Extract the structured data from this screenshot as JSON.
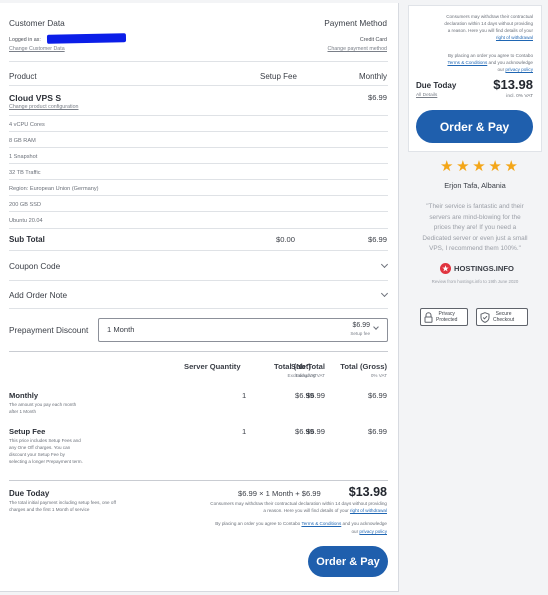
{
  "customer": {
    "heading": "Customer Data",
    "logged_in_label": "Logged in as:",
    "change_link": "Change Customer Data"
  },
  "payment": {
    "heading": "Payment Method",
    "method": "Credit Card",
    "change_link": "Change payment method"
  },
  "product_table": {
    "col_product": "Product",
    "col_setup_fee": "Setup Fee",
    "col_monthly": "Monthly"
  },
  "product": {
    "name": "Cloud VPS S",
    "monthly": "$6.99",
    "configure_link": "Change product configuration",
    "features": [
      "4 vCPU Cores",
      "8 GB RAM",
      "1 Snapshot",
      "32 TB Traffic",
      "Region: European Union (Germany)",
      "200 GB SSD",
      "Ubuntu 20.04"
    ]
  },
  "subtotal": {
    "label": "Sub Total",
    "setup": "$0.00",
    "monthly": "$6.99"
  },
  "coupon": {
    "label": "Coupon Code"
  },
  "order_note": {
    "label": "Add Order Note"
  },
  "prepayment": {
    "label": "Prepayment Discount",
    "selected": "1 Month",
    "price": "$6.99",
    "price_note": "Setup fee"
  },
  "summary": {
    "headers": [
      {
        "title": "Sub Total",
        "sub": "Excluding VAT"
      },
      {
        "title": "Server Quantity",
        "sub": ""
      },
      {
        "title": "Total (Net)",
        "sub": "Excluding VAT"
      },
      {
        "title": "Total (Gross)",
        "sub": "0% VAT"
      }
    ],
    "rows": [
      {
        "title": "Monthly",
        "desc": [
          "The amount you pay each month",
          "after 1 Month"
        ],
        "subtotal": "$6.99",
        "quantity": "1",
        "net": "$6.99",
        "gross": "$6.99"
      },
      {
        "title": "Setup Fee",
        "desc": [
          "This price includes Setup Fees and",
          "any One Off charges. You can",
          "discount your Setup Fee by",
          "selecting a longer Prepayment term."
        ],
        "subtotal": "$6.99",
        "quantity": "1",
        "net": "$6.99",
        "gross": "$6.99"
      }
    ]
  },
  "due": {
    "label": "Due Today",
    "desc": [
      "The total initial payment including setup fees, one off",
      "charges and the first 1 Month of service"
    ],
    "formula": "$6.99 × 1 Month + $6.99",
    "total": "$13.98",
    "withdraw_lines": [
      "Consumers may withdraw their contractual declaration within 14 days without providing",
      "a reason. Here you will find details of your"
    ],
    "withdraw_link": "right of withdrawal",
    "agree_text": "By placing an order you agree to Contabo",
    "terms_link": "Terms & Conditions",
    "agree_text2": "and you acknowledge",
    "our": "our",
    "privacy_link": "privacy policy",
    "button": "Order & Pay"
  },
  "sidebar": {
    "withdraw_lines": [
      "Consumers may withdraw their contractual",
      "declaration within 14 days without providing",
      "a reason. Here you will find details of your"
    ],
    "withdraw_link": "right of withdrawal",
    "agree_text": "By placing an order you agree to Contabo",
    "terms_link": "Terms & Conditions",
    "agree_text2": "and you acknowledge",
    "our": "our",
    "privacy_link": "privacy policy",
    "due_label": "Due Today",
    "due_total": "$13.98",
    "all_details_link": "All Details",
    "vat_note": "incl. 0% VAT",
    "button": "Order & Pay"
  },
  "review": {
    "rating": 5,
    "author": "Erjon Tafa, Albania",
    "quote_lines": [
      "\"Their service is fantastic and their",
      "servers are mind-blowing for the",
      "prices they are! If you need a",
      "Dedicated server or even just a small",
      "VPS, I recommend them 100%.\""
    ],
    "brand": "HOSTINGS.INFO",
    "source": "Review from hostings.info to 19th June 2020"
  },
  "badges": {
    "privacy": [
      "Privacy",
      "Protected"
    ],
    "secure": [
      "Secure",
      "Checkout"
    ]
  },
  "colors": {
    "accent": "#1f5fad",
    "link": "#1f66b3",
    "star": "#f3a619",
    "redaction": "#0b1ee8"
  }
}
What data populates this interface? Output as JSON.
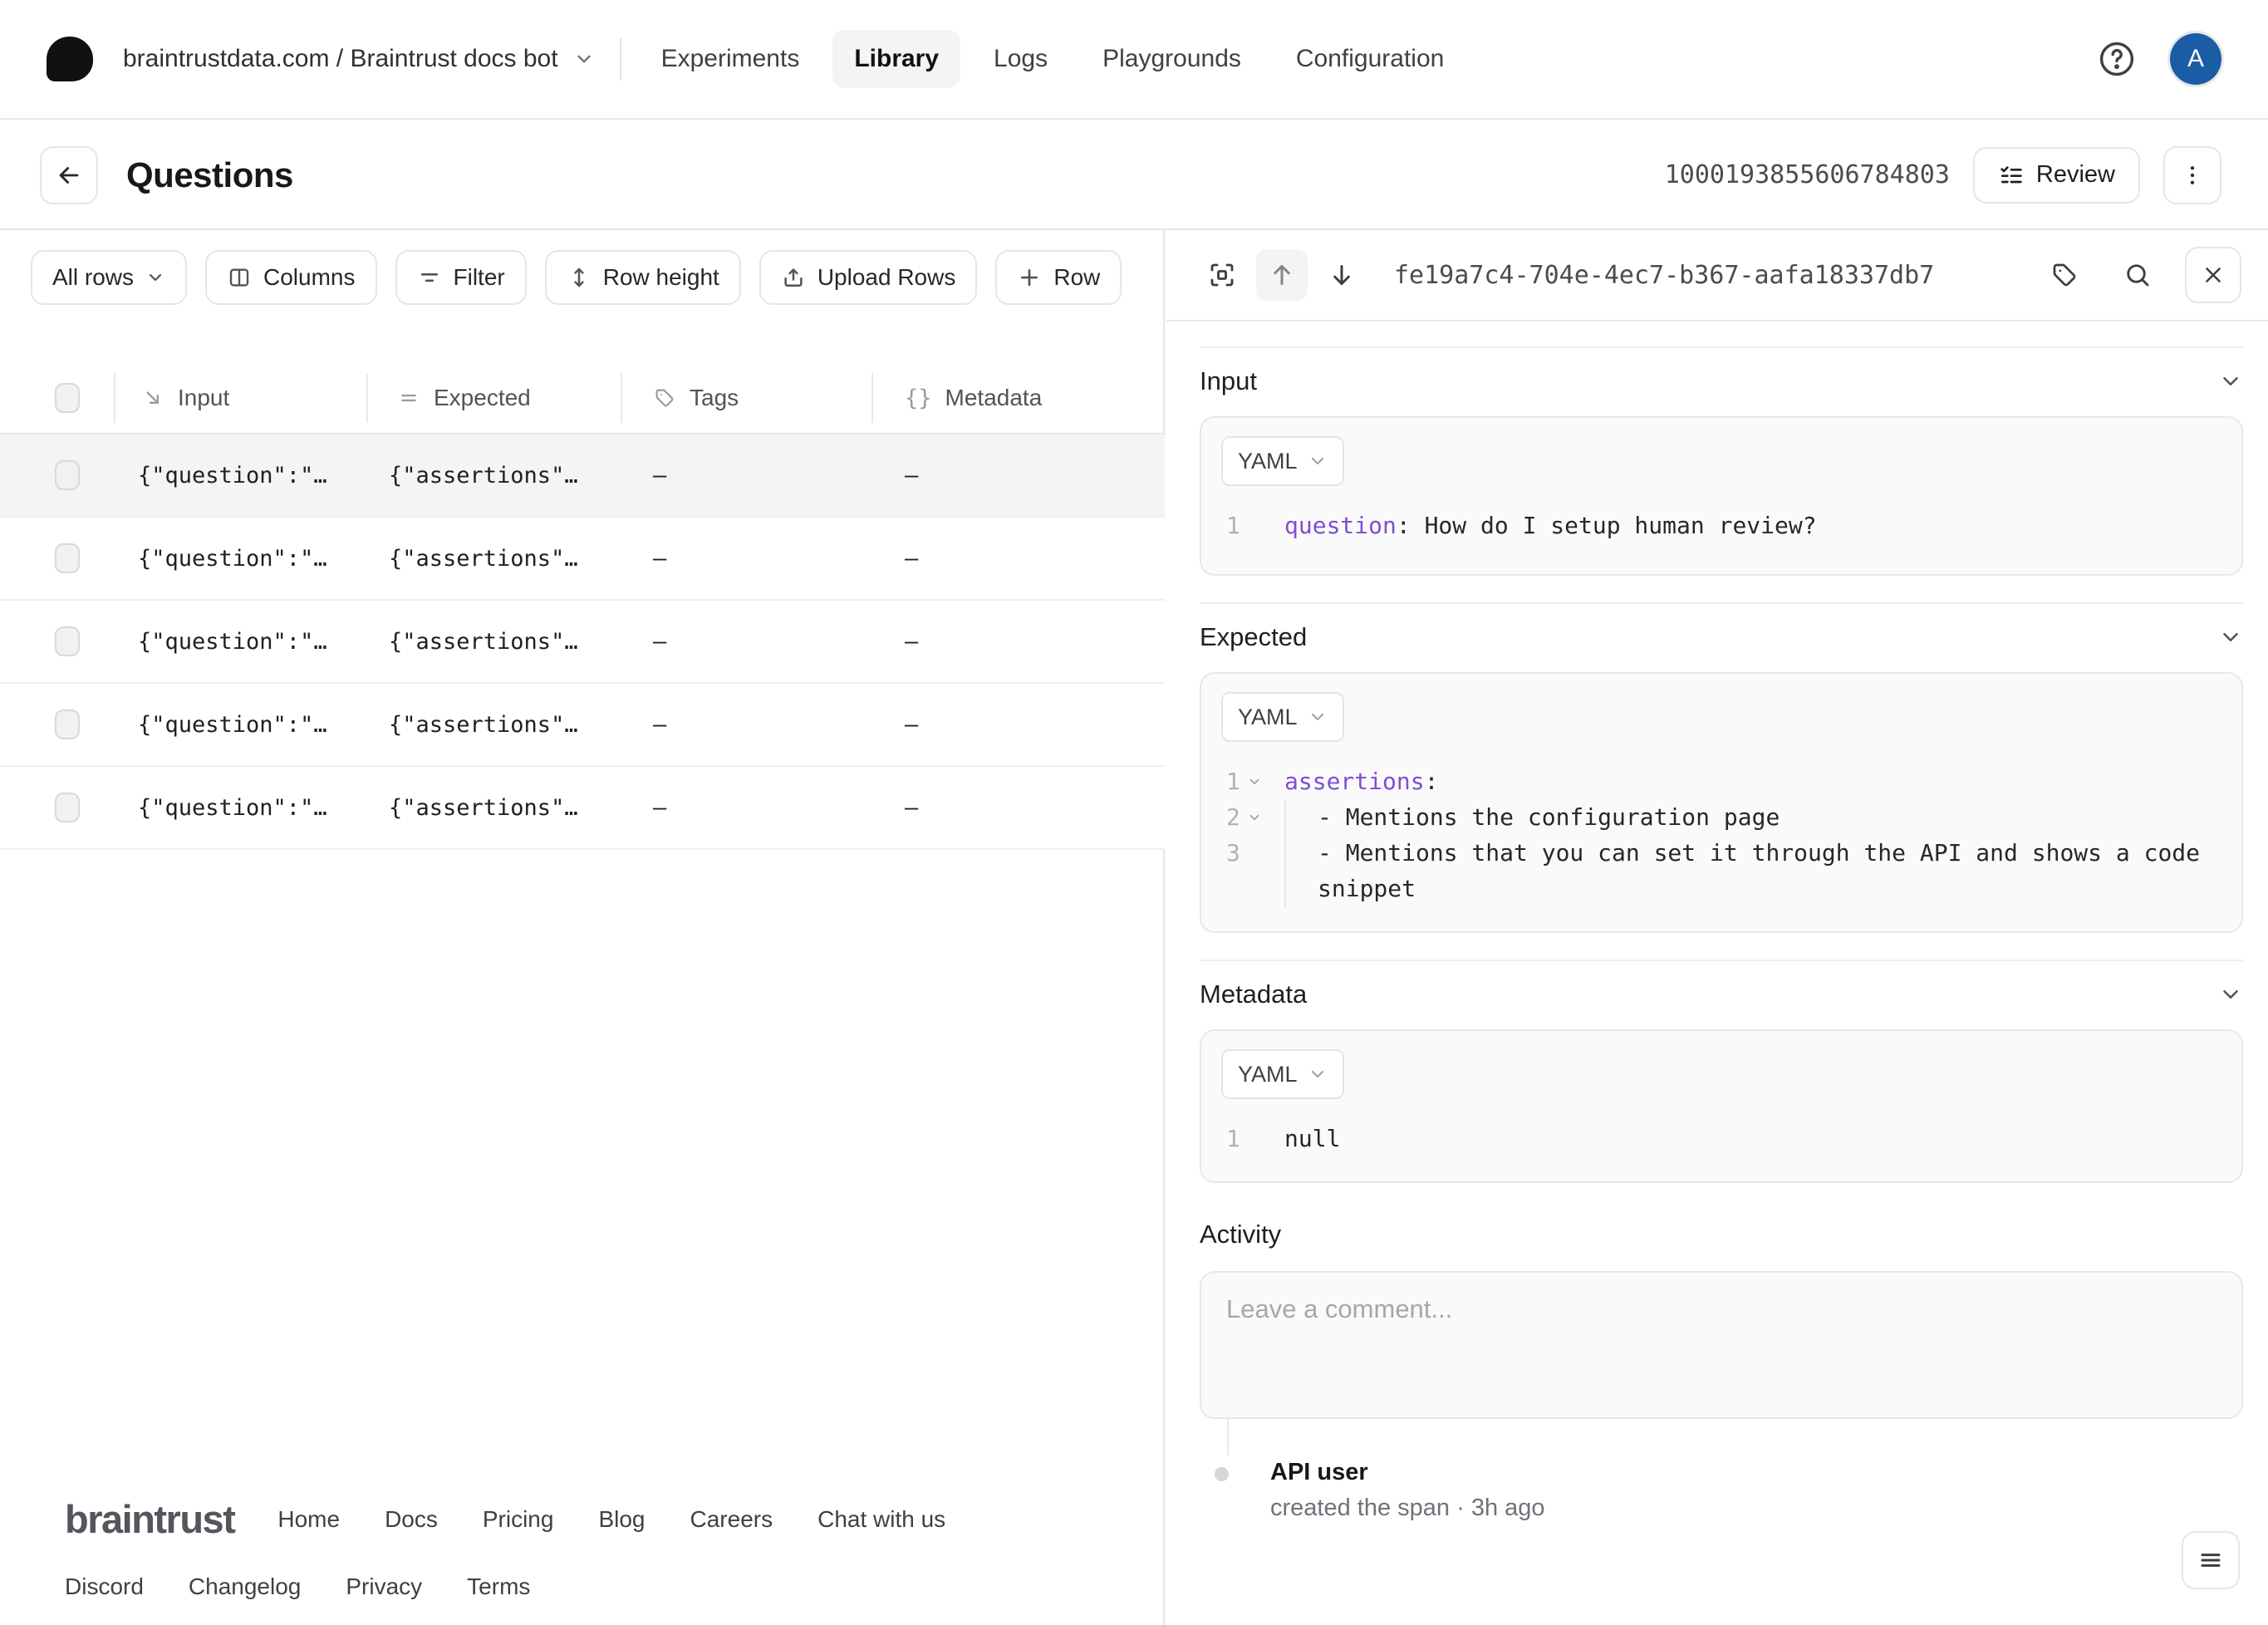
{
  "nav": {
    "breadcrumb": "braintrustdata.com / Braintrust docs bot",
    "tabs": [
      "Experiments",
      "Library",
      "Logs",
      "Playgrounds",
      "Configuration"
    ],
    "active_tab": "Library",
    "avatar_letter": "A"
  },
  "header": {
    "title": "Questions",
    "dataset_id": "1000193855606784803",
    "review_label": "Review"
  },
  "toolbar": {
    "rows_filter": "All rows",
    "columns": "Columns",
    "filter": "Filter",
    "row_height": "Row height",
    "upload_rows": "Upload Rows",
    "add_row": "Row"
  },
  "table": {
    "columns": {
      "input": "Input",
      "expected": "Expected",
      "tags": "Tags",
      "metadata": "Metadata"
    },
    "rows": [
      {
        "input": "{\"question\":\"…",
        "expected": "{\"assertions\"…",
        "tags": "–",
        "metadata": "–",
        "selected": true
      },
      {
        "input": "{\"question\":\"…",
        "expected": "{\"assertions\"…",
        "tags": "–",
        "metadata": "–",
        "selected": false
      },
      {
        "input": "{\"question\":\"…",
        "expected": "{\"assertions\"…",
        "tags": "–",
        "metadata": "–",
        "selected": false
      },
      {
        "input": "{\"question\":\"…",
        "expected": "{\"assertions\"…",
        "tags": "–",
        "metadata": "–",
        "selected": false
      },
      {
        "input": "{\"question\":\"…",
        "expected": "{\"assertions\"…",
        "tags": "–",
        "metadata": "–",
        "selected": false
      }
    ]
  },
  "panel": {
    "span_id": "fe19a7c4-704e-4ec7-b367-aafa18337db7",
    "sections": {
      "input": {
        "title": "Input",
        "format": "YAML"
      },
      "expected": {
        "title": "Expected",
        "format": "YAML"
      },
      "metadata": {
        "title": "Metadata",
        "format": "YAML"
      }
    },
    "code": {
      "input": {
        "l1_no": "1",
        "l1_key": "question",
        "l1_rest": ": How do I setup human review?"
      },
      "expected": {
        "l1_no": "1",
        "l1_key": "assertions",
        "l1_rest": ":",
        "l2_no": "2",
        "l2_text": "- Mentions the configuration page",
        "l3_no": "3",
        "l3_text": "- Mentions that you can set it through the API and shows a code snippet"
      },
      "metadata": {
        "l1_no": "1",
        "l1_text": "null"
      }
    },
    "activity": {
      "title": "Activity",
      "placeholder": "Leave a comment...",
      "event_user": "API user",
      "event_desc": "created the span · 3h ago"
    }
  },
  "footer": {
    "brand": "braintrust",
    "links_row1": [
      "Home",
      "Docs",
      "Pricing",
      "Blog",
      "Careers",
      "Chat with us"
    ],
    "links_row2": [
      "Discord",
      "Changelog",
      "Privacy",
      "Terms"
    ]
  },
  "colors": {
    "avatar_blue": "#1b5da5",
    "yaml_key_purple": "#7d4fd3",
    "selected_row": "#f4f4f5"
  }
}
_ _ _ _ _
### Aim
Output all of the data exactly as it stands, minus any images.

### The reply
Extract the structured data from this screenshot as JSON.
{
  "customer": {
    "heading": "Customer Data",
    "logged_in_label": "Logged in as:",
    "change_link": "Change Customer Data"
  },
  "payment": {
    "heading": "Payment Method",
    "method": "Credit Card",
    "change_link": "Change payment method"
  },
  "product_table": {
    "col_product": "Product",
    "col_setup_fee": "Setup Fee",
    "col_monthly": "Monthly"
  },
  "product": {
    "name": "Cloud VPS S",
    "monthly": "$6.99",
    "configure_link": "Change product configuration",
    "features": [
      "4 vCPU Cores",
      "8 GB RAM",
      "1 Snapshot",
      "32 TB Traffic",
      "Region: European Union (Germany)",
      "200 GB SSD",
      "Ubuntu 20.04"
    ]
  },
  "subtotal": {
    "label": "Sub Total",
    "setup": "$0.00",
    "monthly": "$6.99"
  },
  "coupon": {
    "label": "Coupon Code"
  },
  "order_note": {
    "label": "Add Order Note"
  },
  "prepayment": {
    "label": "Prepayment Discount",
    "selected": "1 Month",
    "price": "$6.99",
    "price_note": "Setup fee"
  },
  "summary": {
    "headers": [
      {
        "title": "Sub Total",
        "sub": "Excluding VAT"
      },
      {
        "title": "Server Quantity",
        "sub": ""
      },
      {
        "title": "Total (Net)",
        "sub": "Excluding VAT"
      },
      {
        "title": "Total (Gross)",
        "sub": "0% VAT"
      }
    ],
    "rows": [
      {
        "title": "Monthly",
        "desc": [
          "The amount you pay each month",
          "after 1 Month"
        ],
        "subtotal": "$6.99",
        "quantity": "1",
        "net": "$6.99",
        "gross": "$6.99"
      },
      {
        "title": "Setup Fee",
        "desc": [
          "This price includes Setup Fees and",
          "any One Off charges. You can",
          "discount your Setup Fee by",
          "selecting a longer Prepayment term."
        ],
        "subtotal": "$6.99",
        "quantity": "1",
        "net": "$6.99",
        "gross": "$6.99"
      }
    ]
  },
  "due": {
    "label": "Due Today",
    "desc": [
      "The total initial payment including setup fees, one off",
      "charges and the first 1 Month of service"
    ],
    "formula": "$6.99 × 1 Month + $6.99",
    "total": "$13.98",
    "withdraw_lines": [
      "Consumers may withdraw their contractual declaration within 14 days without providing",
      "a reason. Here you will find details of your"
    ],
    "withdraw_link": "right of withdrawal",
    "agree_text": "By placing an order you agree to Contabo",
    "terms_link": "Terms & Conditions",
    "agree_text2": "and you acknowledge",
    "our": "our",
    "privacy_link": "privacy policy",
    "button": "Order & Pay"
  },
  "sidebar": {
    "withdraw_lines": [
      "Consumers may withdraw their contractual",
      "declaration within 14 days without providing",
      "a reason. Here you will find details of your"
    ],
    "withdraw_link": "right of withdrawal",
    "agree_text": "By placing an order you agree to Contabo",
    "terms_link": "Terms & Conditions",
    "agree_text2": "and you acknowledge",
    "our": "our",
    "privacy_link": "privacy policy",
    "due_label": "Due Today",
    "due_total": "$13.98",
    "all_details_link": "All Details",
    "vat_note": "incl. 0% VAT",
    "button": "Order & Pay"
  },
  "review": {
    "rating": 5,
    "author": "Erjon Tafa, Albania",
    "quote_lines": [
      "\"Their service is fantastic and their",
      "servers are mind-blowing for the",
      "prices they are! If you need a",
      "Dedicated server or even just a small",
      "VPS, I recommend them 100%.\""
    ],
    "brand": "HOSTINGS.INFO",
    "source": "Review from hostings.info to 19th June 2020"
  },
  "badges": {
    "privacy": [
      "Privacy",
      "Protected"
    ],
    "secure": [
      "Secure",
      "Checkout"
    ]
  },
  "colors": {
    "accent": "#1f5fad",
    "link": "#1f66b3",
    "star": "#f3a619",
    "redaction": "#0b1ee8"
  }
}
What data populates this interface? Output as JSON.
{
  "nav": {
    "breadcrumb": "braintrustdata.com / Braintrust docs bot",
    "tabs": [
      "Experiments",
      "Library",
      "Logs",
      "Playgrounds",
      "Configuration"
    ],
    "active_tab": "Library",
    "avatar_letter": "A"
  },
  "header": {
    "title": "Questions",
    "dataset_id": "1000193855606784803",
    "review_label": "Review"
  },
  "toolbar": {
    "rows_filter": "All rows",
    "columns": "Columns",
    "filter": "Filter",
    "row_height": "Row height",
    "upload_rows": "Upload Rows",
    "add_row": "Row"
  },
  "table": {
    "columns": {
      "input": "Input",
      "expected": "Expected",
      "tags": "Tags",
      "metadata": "Metadata"
    },
    "rows": [
      {
        "input": "{\"question\":\"…",
        "expected": "{\"assertions\"…",
        "tags": "–",
        "metadata": "–",
        "selected": true
      },
      {
        "input": "{\"question\":\"…",
        "expected": "{\"assertions\"…",
        "tags": "–",
        "metadata": "–",
        "selected": false
      },
      {
        "input": "{\"question\":\"…",
        "expected": "{\"assertions\"…",
        "tags": "–",
        "metadata": "–",
        "selected": false
      },
      {
        "input": "{\"question\":\"…",
        "expected": "{\"assertions\"…",
        "tags": "–",
        "metadata": "–",
        "selected": false
      },
      {
        "input": "{\"question\":\"…",
        "expected": "{\"assertions\"…",
        "tags": "–",
        "metadata": "–",
        "selected": false
      }
    ]
  },
  "panel": {
    "span_id": "fe19a7c4-704e-4ec7-b367-aafa18337db7",
    "sections": {
      "input": {
        "title": "Input",
        "format": "YAML"
      },
      "expected": {
        "title": "Expected",
        "format": "YAML"
      },
      "metadata": {
        "title": "Metadata",
        "format": "YAML"
      }
    },
    "code": {
      "input": {
        "l1_no": "1",
        "l1_key": "question",
        "l1_rest": ": How do I setup human review?"
      },
      "expected": {
        "l1_no": "1",
        "l1_key": "assertions",
        "l1_rest": ":",
        "l2_no": "2",
        "l2_text": "- Mentions the configuration page",
        "l3_no": "3",
        "l3_text": "- Mentions that you can set it through the API and shows a code snippet"
      },
      "metadata": {
        "l1_no": "1",
        "l1_text": "null"
      }
    },
    "activity": {
      "title": "Activity",
      "placeholder": "Leave a comment...",
      "event_user": "API user",
      "event_desc": "created the span · 3h ago"
    }
  },
  "footer": {
    "brand": "braintrust",
    "links_row1": [
      "Home",
      "Docs",
      "Pricing",
      "Blog",
      "Careers",
      "Chat with us"
    ],
    "links_row2": [
      "Discord",
      "Changelog",
      "Privacy",
      "Terms"
    ]
  },
  "colors": {
    "avatar_blue": "#1b5da5",
    "yaml_key_purple": "#7d4fd3",
    "selected_row": "#f4f4f5"
  }
}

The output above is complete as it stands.